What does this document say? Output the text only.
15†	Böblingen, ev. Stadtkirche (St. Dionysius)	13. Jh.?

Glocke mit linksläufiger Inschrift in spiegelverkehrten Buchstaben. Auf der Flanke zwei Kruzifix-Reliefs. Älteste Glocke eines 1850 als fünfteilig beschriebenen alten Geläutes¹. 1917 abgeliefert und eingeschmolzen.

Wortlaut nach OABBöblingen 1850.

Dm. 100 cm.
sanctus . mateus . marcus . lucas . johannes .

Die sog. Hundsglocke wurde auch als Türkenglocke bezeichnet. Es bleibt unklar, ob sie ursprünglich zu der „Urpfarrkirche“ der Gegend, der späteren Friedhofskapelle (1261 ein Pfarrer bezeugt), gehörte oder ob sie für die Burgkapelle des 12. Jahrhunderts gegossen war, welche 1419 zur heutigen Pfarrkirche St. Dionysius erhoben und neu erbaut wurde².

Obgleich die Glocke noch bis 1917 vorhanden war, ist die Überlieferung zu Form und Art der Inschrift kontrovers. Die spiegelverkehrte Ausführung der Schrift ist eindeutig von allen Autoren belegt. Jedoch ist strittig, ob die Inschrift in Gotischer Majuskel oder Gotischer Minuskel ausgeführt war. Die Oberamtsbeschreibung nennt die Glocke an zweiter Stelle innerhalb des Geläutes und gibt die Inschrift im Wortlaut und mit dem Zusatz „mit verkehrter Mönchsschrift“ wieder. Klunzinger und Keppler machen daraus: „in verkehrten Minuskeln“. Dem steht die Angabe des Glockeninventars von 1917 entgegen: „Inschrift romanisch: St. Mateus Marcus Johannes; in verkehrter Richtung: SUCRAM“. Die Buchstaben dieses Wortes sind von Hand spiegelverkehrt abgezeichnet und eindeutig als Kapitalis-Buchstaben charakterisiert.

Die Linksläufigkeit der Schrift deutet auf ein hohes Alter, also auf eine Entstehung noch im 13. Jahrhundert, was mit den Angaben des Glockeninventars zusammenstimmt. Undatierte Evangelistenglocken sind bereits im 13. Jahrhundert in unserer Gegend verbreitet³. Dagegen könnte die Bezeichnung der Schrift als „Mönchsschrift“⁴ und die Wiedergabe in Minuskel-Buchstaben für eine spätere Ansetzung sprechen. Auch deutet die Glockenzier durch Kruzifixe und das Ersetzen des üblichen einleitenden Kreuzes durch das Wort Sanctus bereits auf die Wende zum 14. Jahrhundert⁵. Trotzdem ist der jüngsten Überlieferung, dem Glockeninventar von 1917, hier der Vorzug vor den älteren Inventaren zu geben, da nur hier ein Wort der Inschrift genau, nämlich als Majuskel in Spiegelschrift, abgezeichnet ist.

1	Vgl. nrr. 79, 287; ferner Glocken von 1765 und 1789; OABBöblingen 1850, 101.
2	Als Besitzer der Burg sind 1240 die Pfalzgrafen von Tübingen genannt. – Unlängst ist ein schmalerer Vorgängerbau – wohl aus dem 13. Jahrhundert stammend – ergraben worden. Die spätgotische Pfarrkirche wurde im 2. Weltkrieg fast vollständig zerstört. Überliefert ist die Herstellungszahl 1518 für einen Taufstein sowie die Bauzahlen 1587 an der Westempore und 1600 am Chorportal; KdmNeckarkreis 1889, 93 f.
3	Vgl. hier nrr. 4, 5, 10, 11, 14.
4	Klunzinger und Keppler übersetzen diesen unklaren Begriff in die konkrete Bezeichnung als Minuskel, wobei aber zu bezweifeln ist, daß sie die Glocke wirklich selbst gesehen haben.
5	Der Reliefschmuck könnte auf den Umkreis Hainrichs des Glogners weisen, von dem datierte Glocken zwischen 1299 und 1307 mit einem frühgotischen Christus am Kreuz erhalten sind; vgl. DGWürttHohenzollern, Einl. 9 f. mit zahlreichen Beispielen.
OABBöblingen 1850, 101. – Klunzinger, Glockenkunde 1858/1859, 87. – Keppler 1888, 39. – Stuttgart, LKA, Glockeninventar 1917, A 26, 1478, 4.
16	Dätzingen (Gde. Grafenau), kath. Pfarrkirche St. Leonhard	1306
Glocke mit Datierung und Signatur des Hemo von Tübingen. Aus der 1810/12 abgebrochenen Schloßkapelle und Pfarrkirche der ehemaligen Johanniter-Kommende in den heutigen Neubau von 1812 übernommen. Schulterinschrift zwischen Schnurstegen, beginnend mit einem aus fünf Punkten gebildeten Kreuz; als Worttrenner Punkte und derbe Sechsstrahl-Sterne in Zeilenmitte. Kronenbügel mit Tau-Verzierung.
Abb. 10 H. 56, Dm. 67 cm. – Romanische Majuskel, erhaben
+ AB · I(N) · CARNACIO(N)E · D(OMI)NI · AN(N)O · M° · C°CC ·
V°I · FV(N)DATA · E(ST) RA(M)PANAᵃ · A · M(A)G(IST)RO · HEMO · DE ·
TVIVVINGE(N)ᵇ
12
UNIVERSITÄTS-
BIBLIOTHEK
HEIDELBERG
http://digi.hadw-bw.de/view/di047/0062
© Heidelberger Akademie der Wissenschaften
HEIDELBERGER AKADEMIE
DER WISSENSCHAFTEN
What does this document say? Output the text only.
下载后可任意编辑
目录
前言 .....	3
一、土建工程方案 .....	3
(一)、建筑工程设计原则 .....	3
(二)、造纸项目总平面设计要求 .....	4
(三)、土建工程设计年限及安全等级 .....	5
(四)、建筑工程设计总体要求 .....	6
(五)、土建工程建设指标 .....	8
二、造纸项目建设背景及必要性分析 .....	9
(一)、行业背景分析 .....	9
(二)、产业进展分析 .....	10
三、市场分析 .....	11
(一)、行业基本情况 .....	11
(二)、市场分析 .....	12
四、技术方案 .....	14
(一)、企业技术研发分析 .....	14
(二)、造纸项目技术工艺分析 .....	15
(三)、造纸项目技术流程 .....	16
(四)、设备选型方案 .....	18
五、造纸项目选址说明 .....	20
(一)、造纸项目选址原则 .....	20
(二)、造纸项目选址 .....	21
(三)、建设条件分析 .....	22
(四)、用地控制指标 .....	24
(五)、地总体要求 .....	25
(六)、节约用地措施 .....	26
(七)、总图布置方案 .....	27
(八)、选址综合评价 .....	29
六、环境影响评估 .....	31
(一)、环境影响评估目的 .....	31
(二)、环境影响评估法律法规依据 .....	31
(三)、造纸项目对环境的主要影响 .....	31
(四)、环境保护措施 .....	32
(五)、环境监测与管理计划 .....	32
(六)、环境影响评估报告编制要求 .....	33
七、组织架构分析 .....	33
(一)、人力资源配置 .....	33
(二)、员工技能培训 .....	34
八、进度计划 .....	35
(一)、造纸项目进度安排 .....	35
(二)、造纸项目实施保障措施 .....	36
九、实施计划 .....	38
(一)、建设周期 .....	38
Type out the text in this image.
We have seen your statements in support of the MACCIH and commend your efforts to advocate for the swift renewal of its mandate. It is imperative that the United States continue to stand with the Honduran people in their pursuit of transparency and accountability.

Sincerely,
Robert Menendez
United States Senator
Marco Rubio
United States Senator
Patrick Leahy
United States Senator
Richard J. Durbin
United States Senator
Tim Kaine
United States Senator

● **Aim of the exercise**: Reproduce the entries above in full by retyping them exactly.

● **Answer in full**:
What does this document say? Output the text only.
15†	Böblingen, ev. Stadtkirche (St. Dionysius)	13. Jh.?

Glocke mit linksläufiger Inschrift in spiegelverkehrten Buchstaben. Auf der Flanke zwei Kruzifix-Reliefs. Älteste Glocke eines 1850 als fünfteilig beschriebenen alten Geläutes¹. 1917 abgeliefert und eingeschmolzen.

Wortlaut nach OABBöblingen 1850.

Dm. 100 cm.
sanctus . mateus . marcus . lucas . johannes .

Die sog. Hundsglocke wurde auch als Türkenglocke bezeichnet. Es bleibt unklar, ob sie ursprünglich zu der „Urpfarrkirche“ der Gegend, der späteren Friedhofskapelle (1261 ein Pfarrer bezeugt), gehörte oder ob sie für die Burgkapelle des 12. Jahrhunderts gegossen war, welche 1419 zur heutigen Pfarrkirche St. Dionysius erhoben und neu erbaut wurde².

Obgleich die Glocke noch bis 1917 vorhanden war, ist die Überlieferung zu Form und Art der Inschrift kontrovers. Die spiegelverkehrte Ausführung der Schrift ist eindeutig von allen Autoren belegt. Jedoch ist strittig, ob die Inschrift in Gotischer Majuskel oder Gotischer Minuskel ausgeführt war. Die Oberamtsbeschreibung nennt die Glocke an zweiter Stelle innerhalb des Geläutes und gibt die Inschrift im Wortlaut und mit dem Zusatz „mit verkehrter Mönchsschrift“ wieder. Klunzinger und Keppler machen daraus: „in verkehrten Minuskeln“. Dem steht die Angabe des Glockeninventars von 1917 entgegen: „Inschrift romanisch: St. Mateus Marcus Johannes; in verkehrter Richtung: SUCRAM“. Die Buchstaben dieses Wortes sind von Hand spiegelverkehrt abgezeichnet und eindeutig als Kapitalis-Buchstaben charakterisiert.

Die Linksläufigkeit der Schrift deutet auf ein hohes Alter, also auf eine Entstehung noch im 13. Jahrhundert, was mit den Angaben des Glockeninventars zusammenstimmt. Undatierte Evangelistenglocken sind bereits im 13. Jahrhundert in unserer Gegend verbreitet³. Dagegen könnte die Bezeichnung der Schrift als „Mönchsschrift“⁴ und die Wiedergabe in Minuskel-Buchstaben für eine spätere Ansetzung sprechen. Auch deutet die Glockenzier durch Kruzifixe und das Ersetzen des üblichen einleitenden Kreuzes durch das Wort Sanctus bereits auf die Wende zum 14. Jahrhundert⁵. Trotzdem ist der jüngsten Überlieferung, dem Glockeninventar von 1917, hier der Vorzug vor den älteren Inventaren zu geben, da nur hier ein Wort der Inschrift genau, nämlich als Majuskel in Spiegelschrift, abgezeichnet ist.

1	Vgl. nrr. 79, 287; ferner Glocken von 1765 und 1789; OABBöblingen 1850, 101.
2	Als Besitzer der Burg sind 1240 die Pfalzgrafen von Tübingen genannt. – Unlängst ist ein schmalerer Vorgängerbau – wohl aus dem 13. Jahrhundert stammend – ergraben worden. Die spätgotische Pfarrkirche wurde im 2. Weltkrieg fast vollständig zerstört. Überliefert ist die Herstellungszahl 1518 für einen Taufstein sowie die Bauzahlen 1587 an der Westempore und 1600 am Chorportal; KdmNeckarkreis 1889, 93 f.
3	Vgl. hier nrr. 4, 5, 10, 11, 14.
4	Klunzinger und Keppler übersetzen diesen unklaren Begriff in die konkrete Bezeichnung als Minuskel, wobei aber zu bezweifeln ist, daß sie die Glocke wirklich selbst gesehen haben.
5	Der Reliefschmuck könnte auf den Umkreis Hainrichs des Glogners weisen, von dem datierte Glocken zwischen 1299 und 1307 mit einem frühgotischen Christus am Kreuz erhalten sind; vgl. DGWürttHohenzollern, Einl. 9 f. mit zahlreichen Beispielen.
OABBöblingen 1850, 101. – Klunzinger, Glockenkunde 1858/1859, 87. – Keppler 1888, 39. – Stuttgart, LKA, Glockeninventar 1917, A 26, 1478, 4.
16	Dätzingen (Gde. Grafenau), kath. Pfarrkirche St. Leonhard	1306
Glocke mit Datierung und Signatur des Hemo von Tübingen. Aus der 1810/12 abgebrochenen Schloßkapelle und Pfarrkirche der ehemaligen Johanniter-Kommende in den heutigen Neubau von 1812 übernommen. Schulterinschrift zwischen Schnurstegen, beginnend mit einem aus fünf Punkten gebildeten Kreuz; als Worttrenner Punkte und derbe Sechsstrahl-Sterne in Zeilenmitte. Kronenbügel mit Tau-Verzierung.
Abb. 10 H. 56, Dm. 67 cm. – Romanische Majuskel, erhaben
+ AB · I(N) · CARNACIO(N)E · D(OMI)NI · AN(N)O · M° · C°CC ·
V°I · FV(N)DATA · E(ST) RA(M)PANAᵃ · A · M(A)G(IST)RO · HEMO · DE ·
TVIVVINGE(N)ᵇ
12
UNIVERSITÄTS-
BIBLIOTHEK
HEIDELBERG
http://digi.hadw-bw.de/view/di047/0062
© Heidelberger Akademie der Wissenschaften
HEIDELBERGER AKADEMIE
DER WISSENSCHAFTEN
What does this document say? Output the text only.
下载后可任意编辑
目录
前言 .....	3
一、土建工程方案 .....	3
(一)、建筑工程设计原则 .....	3
(二)、造纸项目总平面设计要求 .....	4
(三)、土建工程设计年限及安全等级 .....	5
(四)、建筑工程设计总体要求 .....	6
(五)、土建工程建设指标 .....	8
二、造纸项目建设背景及必要性分析 .....	9
(一)、行业背景分析 .....	9
(二)、产业进展分析 .....	10
三、市场分析 .....	11
(一)、行业基本情况 .....	11
(二)、市场分析 .....	12
四、技术方案 .....	14
(一)、企业技术研发分析 .....	14
(二)、造纸项目技术工艺分析 .....	15
(三)、造纸项目技术流程 .....	16
(四)、设备选型方案 .....	18
五、造纸项目选址说明 .....	20
(一)、造纸项目选址原则 .....	20
(二)、造纸项目选址 .....	21
(三)、建设条件分析 .....	22
(四)、用地控制指标 .....	24
(五)、地总体要求 .....	25
(六)、节约用地措施 .....	26
(七)、总图布置方案 .....	27
(八)、选址综合评价 .....	29
六、环境影响评估 .....	31
(一)、环境影响评估目的 .....	31
(二)、环境影响评估法律法规依据 .....	31
(三)、造纸项目对环境的主要影响 .....	31
(四)、环境保护措施 .....	32
(五)、环境监测与管理计划 .....	32
(六)、环境影响评估报告编制要求 .....	33
七、组织架构分析 .....	33
(一)、人力资源配置 .....	33
(二)、员工技能培训 .....	34
八、进度计划 .....	35
(一)、造纸项目进度安排 .....	35
(二)、造纸项目实施保障措施 .....	36
九、实施计划 .....	38
(一)、建设周期 .....	38
Type out the text in this image.
We have seen your statements in support of the MACCIH and commend your efforts to advocate for the swift renewal of its mandate. It is imperative that the United States continue to stand with the Honduran people in their pursuit of transparency and accountability.

Sincerely,
Robert Menendez
United States Senator
Marco Rubio
United States Senator
Patrick Leahy
United States Senator
Richard J. Durbin
United States Senator
Tim Kaine
United States Senator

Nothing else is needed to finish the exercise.